### RECORDED INFORMATION
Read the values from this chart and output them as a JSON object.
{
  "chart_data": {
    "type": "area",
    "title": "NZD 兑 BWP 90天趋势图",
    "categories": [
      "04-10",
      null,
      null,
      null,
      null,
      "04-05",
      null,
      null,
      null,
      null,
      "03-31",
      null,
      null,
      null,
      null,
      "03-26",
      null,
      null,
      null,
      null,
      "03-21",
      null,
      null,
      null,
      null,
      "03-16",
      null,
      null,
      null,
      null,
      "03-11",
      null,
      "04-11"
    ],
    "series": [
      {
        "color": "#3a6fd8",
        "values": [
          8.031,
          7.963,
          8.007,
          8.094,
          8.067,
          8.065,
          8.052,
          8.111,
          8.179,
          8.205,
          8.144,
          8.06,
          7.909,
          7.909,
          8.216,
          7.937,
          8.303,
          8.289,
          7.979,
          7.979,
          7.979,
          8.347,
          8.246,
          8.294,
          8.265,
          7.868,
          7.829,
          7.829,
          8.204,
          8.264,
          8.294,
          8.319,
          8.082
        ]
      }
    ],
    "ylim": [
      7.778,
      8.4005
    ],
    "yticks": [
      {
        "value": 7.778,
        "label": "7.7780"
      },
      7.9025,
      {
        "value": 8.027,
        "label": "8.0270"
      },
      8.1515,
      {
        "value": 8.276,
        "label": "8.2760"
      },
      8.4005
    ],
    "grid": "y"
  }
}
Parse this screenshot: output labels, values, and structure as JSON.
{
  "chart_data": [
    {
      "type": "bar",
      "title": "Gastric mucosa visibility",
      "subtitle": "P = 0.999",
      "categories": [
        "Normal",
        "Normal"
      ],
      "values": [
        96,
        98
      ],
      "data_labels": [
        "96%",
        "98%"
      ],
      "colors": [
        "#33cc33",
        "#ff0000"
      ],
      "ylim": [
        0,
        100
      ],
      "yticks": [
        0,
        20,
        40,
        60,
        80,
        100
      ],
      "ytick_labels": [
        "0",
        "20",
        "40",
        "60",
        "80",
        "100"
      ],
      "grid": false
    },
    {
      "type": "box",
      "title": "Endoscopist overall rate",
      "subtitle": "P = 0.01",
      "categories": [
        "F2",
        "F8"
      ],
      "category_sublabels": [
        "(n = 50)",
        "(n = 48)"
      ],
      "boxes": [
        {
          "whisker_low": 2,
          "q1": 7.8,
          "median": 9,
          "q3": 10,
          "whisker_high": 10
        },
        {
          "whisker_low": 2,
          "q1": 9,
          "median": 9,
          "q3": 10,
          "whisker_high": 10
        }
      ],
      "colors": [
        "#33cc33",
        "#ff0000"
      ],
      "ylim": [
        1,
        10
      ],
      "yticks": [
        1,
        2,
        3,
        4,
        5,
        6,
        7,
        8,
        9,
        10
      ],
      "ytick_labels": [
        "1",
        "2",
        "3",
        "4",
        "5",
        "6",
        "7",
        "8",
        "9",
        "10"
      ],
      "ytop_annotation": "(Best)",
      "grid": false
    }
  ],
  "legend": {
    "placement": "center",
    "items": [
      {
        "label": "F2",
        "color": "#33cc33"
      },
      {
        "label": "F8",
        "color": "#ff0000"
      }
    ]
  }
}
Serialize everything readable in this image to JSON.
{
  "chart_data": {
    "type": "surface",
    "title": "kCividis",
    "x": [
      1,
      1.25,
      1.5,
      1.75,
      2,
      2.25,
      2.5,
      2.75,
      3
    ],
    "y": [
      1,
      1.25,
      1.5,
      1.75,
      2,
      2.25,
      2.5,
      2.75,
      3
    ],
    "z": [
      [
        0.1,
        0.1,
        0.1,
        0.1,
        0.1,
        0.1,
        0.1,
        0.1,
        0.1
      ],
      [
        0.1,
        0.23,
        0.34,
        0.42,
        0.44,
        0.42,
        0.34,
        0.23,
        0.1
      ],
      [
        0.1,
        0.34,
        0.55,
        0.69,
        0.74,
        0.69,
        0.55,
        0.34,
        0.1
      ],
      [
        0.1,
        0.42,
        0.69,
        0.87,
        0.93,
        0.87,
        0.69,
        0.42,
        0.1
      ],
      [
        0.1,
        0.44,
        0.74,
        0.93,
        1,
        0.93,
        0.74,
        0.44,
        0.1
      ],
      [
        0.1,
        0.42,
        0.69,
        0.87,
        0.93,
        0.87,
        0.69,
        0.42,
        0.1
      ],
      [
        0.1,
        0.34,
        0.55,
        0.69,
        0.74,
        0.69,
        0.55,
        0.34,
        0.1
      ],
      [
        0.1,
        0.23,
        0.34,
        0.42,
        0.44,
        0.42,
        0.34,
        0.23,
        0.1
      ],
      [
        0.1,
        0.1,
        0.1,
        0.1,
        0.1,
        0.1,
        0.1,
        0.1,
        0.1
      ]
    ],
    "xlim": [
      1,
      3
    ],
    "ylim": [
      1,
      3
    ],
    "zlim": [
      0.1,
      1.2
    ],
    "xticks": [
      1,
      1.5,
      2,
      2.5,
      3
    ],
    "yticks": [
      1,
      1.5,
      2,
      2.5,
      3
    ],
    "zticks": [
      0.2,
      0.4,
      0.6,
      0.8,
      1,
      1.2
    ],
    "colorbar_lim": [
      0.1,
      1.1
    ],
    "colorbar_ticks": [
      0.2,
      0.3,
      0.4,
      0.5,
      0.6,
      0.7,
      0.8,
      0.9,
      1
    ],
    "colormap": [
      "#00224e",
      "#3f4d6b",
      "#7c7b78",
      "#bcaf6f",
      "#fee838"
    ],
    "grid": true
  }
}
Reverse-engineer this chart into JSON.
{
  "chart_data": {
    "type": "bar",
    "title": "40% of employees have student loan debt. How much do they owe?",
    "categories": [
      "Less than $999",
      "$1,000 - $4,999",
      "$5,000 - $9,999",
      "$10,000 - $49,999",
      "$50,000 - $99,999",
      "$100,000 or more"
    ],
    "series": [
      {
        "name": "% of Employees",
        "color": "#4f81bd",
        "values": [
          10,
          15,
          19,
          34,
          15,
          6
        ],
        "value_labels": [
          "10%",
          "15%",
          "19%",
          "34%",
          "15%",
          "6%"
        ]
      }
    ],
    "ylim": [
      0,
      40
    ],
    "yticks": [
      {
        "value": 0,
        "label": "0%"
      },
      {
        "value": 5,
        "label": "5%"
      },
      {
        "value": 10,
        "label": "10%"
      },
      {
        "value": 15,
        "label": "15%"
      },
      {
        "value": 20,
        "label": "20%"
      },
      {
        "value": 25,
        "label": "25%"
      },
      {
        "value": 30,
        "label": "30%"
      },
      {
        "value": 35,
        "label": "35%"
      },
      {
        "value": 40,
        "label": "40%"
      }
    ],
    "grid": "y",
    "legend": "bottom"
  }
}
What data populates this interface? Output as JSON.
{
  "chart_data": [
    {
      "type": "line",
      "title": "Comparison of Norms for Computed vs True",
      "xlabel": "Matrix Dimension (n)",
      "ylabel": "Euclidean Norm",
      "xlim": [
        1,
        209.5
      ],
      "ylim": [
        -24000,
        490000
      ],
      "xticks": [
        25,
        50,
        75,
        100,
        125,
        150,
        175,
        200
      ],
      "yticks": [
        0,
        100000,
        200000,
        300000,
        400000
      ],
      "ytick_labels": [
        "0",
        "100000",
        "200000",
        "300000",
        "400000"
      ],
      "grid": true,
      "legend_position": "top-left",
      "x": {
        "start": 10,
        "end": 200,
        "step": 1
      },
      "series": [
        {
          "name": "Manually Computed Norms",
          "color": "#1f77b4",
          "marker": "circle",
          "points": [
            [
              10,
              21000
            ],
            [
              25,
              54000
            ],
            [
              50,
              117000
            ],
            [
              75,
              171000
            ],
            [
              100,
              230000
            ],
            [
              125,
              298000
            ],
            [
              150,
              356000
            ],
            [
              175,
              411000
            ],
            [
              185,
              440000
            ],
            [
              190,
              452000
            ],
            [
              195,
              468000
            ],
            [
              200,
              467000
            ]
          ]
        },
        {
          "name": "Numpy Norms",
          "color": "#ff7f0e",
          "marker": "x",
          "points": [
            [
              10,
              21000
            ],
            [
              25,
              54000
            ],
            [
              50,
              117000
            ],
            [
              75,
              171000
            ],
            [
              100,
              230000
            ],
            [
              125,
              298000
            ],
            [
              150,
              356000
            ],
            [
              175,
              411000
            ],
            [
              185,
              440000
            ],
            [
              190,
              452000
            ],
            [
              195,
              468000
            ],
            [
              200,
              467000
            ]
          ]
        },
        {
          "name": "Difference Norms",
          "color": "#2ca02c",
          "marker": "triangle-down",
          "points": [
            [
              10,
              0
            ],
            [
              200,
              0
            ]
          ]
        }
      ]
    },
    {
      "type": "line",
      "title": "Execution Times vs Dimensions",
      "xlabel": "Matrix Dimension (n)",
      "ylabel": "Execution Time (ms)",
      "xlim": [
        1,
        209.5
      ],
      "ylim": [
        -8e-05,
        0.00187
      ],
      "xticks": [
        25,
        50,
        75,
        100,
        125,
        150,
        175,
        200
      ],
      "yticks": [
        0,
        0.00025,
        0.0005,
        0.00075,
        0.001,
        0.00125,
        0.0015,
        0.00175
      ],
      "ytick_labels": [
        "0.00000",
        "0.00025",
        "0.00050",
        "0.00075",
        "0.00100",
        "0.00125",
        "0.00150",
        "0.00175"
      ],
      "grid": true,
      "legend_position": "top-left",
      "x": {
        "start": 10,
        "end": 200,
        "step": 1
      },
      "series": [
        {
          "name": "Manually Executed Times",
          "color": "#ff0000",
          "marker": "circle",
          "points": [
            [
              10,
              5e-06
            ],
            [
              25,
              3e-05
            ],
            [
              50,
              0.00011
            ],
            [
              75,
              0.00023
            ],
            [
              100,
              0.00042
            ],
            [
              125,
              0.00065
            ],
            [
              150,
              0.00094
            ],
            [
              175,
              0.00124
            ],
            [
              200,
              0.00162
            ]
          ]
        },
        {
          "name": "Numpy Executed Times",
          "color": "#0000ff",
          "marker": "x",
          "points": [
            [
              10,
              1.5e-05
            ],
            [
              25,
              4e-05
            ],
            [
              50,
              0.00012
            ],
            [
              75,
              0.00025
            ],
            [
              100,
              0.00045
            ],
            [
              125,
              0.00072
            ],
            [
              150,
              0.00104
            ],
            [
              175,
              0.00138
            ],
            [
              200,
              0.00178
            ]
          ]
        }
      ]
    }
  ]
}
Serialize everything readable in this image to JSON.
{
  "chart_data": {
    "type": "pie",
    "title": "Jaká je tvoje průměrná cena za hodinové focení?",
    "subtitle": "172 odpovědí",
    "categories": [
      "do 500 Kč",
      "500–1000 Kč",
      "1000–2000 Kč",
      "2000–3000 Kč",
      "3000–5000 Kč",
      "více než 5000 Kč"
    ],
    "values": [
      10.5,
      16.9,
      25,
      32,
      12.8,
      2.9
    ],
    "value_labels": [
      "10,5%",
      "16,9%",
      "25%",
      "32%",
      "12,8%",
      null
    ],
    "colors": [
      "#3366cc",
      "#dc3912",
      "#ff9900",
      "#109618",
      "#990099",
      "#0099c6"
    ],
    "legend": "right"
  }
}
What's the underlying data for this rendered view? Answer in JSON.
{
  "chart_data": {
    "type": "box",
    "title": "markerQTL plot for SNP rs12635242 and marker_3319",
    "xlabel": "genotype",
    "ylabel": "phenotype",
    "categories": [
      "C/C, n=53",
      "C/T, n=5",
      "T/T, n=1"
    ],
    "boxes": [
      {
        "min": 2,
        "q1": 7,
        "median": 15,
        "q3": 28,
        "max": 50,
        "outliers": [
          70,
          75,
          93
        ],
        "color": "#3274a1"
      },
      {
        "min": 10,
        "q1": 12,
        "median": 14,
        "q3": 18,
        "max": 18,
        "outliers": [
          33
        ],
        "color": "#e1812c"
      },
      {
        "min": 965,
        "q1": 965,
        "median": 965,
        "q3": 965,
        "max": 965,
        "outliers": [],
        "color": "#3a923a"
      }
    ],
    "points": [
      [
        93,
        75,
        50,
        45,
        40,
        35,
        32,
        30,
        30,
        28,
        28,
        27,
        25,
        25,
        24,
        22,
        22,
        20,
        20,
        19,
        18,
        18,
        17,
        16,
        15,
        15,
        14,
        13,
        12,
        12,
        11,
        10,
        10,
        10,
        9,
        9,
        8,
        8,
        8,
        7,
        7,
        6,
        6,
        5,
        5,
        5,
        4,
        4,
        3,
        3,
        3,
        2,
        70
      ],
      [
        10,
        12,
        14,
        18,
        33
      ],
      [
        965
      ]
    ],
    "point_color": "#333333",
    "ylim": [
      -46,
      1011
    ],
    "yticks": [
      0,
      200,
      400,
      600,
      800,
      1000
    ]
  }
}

### REQUIRED WORK
Go through the entries above and copy every line containing "subtitle".

### RESPONSE TO THIS EXERCISE
      "subtitle": "P = 0.999",
      "subtitle": "P = 0.01",
    "subtitle": "172 odpovědí",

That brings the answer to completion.